-- EXERCISE TASK --
Restate the full listing word for word and leave the pictures out.

Items from a dataset
## START

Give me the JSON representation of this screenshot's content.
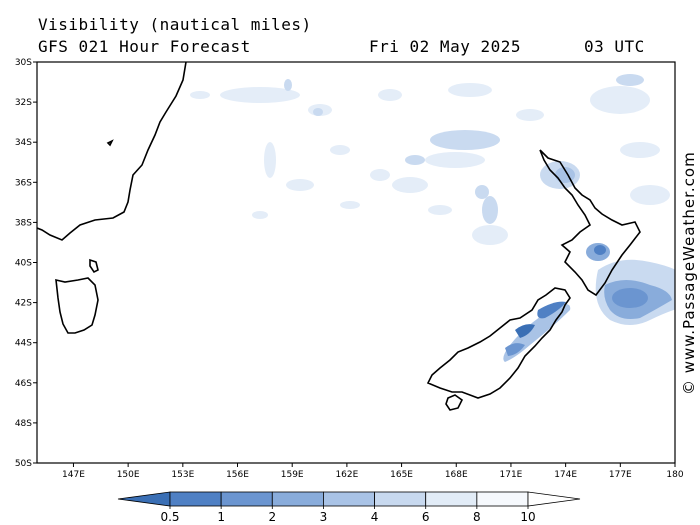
{
  "header": {
    "title": "Visibility (nautical miles)",
    "model": "GFS 021 Hour Forecast",
    "date": "Fri 02 May 2025",
    "time": "03 UTC"
  },
  "credit": "© www.PassageWeather.com",
  "map": {
    "lat_range": [
      -50,
      -30
    ],
    "lon_range": [
      145,
      180
    ],
    "lat_ticks": [
      {
        "value": -30,
        "label": "30S"
      },
      {
        "value": -32,
        "label": "32S"
      },
      {
        "value": -34,
        "label": "34S"
      },
      {
        "value": -36,
        "label": "36S"
      },
      {
        "value": -38,
        "label": "38S"
      },
      {
        "value": -40,
        "label": "40S"
      },
      {
        "value": -42,
        "label": "42S"
      },
      {
        "value": -44,
        "label": "44S"
      },
      {
        "value": -46,
        "label": "46S"
      },
      {
        "value": -48,
        "label": "48S"
      },
      {
        "value": -50,
        "label": "50S"
      }
    ],
    "lon_ticks": [
      {
        "value": 147,
        "label": "147E"
      },
      {
        "value": 150,
        "label": "150E"
      },
      {
        "value": 153,
        "label": "153E"
      },
      {
        "value": 156,
        "label": "156E"
      },
      {
        "value": 159,
        "label": "159E"
      },
      {
        "value": 162,
        "label": "162E"
      },
      {
        "value": 165,
        "label": "165E"
      },
      {
        "value": 168,
        "label": "168E"
      },
      {
        "value": 171,
        "label": "171E"
      },
      {
        "value": 174,
        "label": "174E"
      },
      {
        "value": 177,
        "label": "177E"
      },
      {
        "value": 180,
        "label": "180"
      }
    ]
  },
  "legend": {
    "levels": [
      "0.5",
      "1",
      "2",
      "3",
      "4",
      "6",
      "8",
      "10"
    ],
    "colors": [
      "#3a6fb5",
      "#4f80c4",
      "#6b95d0",
      "#89acdb",
      "#a9c3e6",
      "#c8d9ef",
      "#e2ecf7",
      "#f6f9fd",
      "#ffffff"
    ]
  }
}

## END

-- TASK RESULT --
Give me the JSON representation of this screenshot's content.
{
  "header": {
    "title": "Visibility (nautical miles)",
    "model": "GFS 021 Hour Forecast",
    "date": "Fri 02 May 2025",
    "time": "03 UTC"
  },
  "credit": "© www.PassageWeather.com",
  "map": {
    "lat_range": [
      -50,
      -30
    ],
    "lon_range": [
      145,
      180
    ],
    "lat_ticks": [
      {
        "value": -30,
        "label": "30S"
      },
      {
        "value": -32,
        "label": "32S"
      },
      {
        "value": -34,
        "label": "34S"
      },
      {
        "value": -36,
        "label": "36S"
      },
      {
        "value": -38,
        "label": "38S"
      },
      {
        "value": -40,
        "label": "40S"
      },
      {
        "value": -42,
        "label": "42S"
      },
      {
        "value": -44,
        "label": "44S"
      },
      {
        "value": -46,
        "label": "46S"
      },
      {
        "value": -48,
        "label": "48S"
      },
      {
        "value": -50,
        "label": "50S"
      }
    ],
    "lon_ticks": [
      {
        "value": 147,
        "label": "147E"
      },
      {
        "value": 150,
        "label": "150E"
      },
      {
        "value": 153,
        "label": "153E"
      },
      {
        "value": 156,
        "label": "156E"
      },
      {
        "value": 159,
        "label": "159E"
      },
      {
        "value": 162,
        "label": "162E"
      },
      {
        "value": 165,
        "label": "165E"
      },
      {
        "value": 168,
        "label": "168E"
      },
      {
        "value": 171,
        "label": "171E"
      },
      {
        "value": 174,
        "label": "174E"
      },
      {
        "value": 177,
        "label": "177E"
      },
      {
        "value": 180,
        "label": "180"
      }
    ]
  },
  "legend": {
    "levels": [
      "0.5",
      "1",
      "2",
      "3",
      "4",
      "6",
      "8",
      "10"
    ],
    "colors": [
      "#3a6fb5",
      "#4f80c4",
      "#6b95d0",
      "#89acdb",
      "#a9c3e6",
      "#c8d9ef",
      "#e2ecf7",
      "#f6f9fd",
      "#ffffff"
    ]
  }
}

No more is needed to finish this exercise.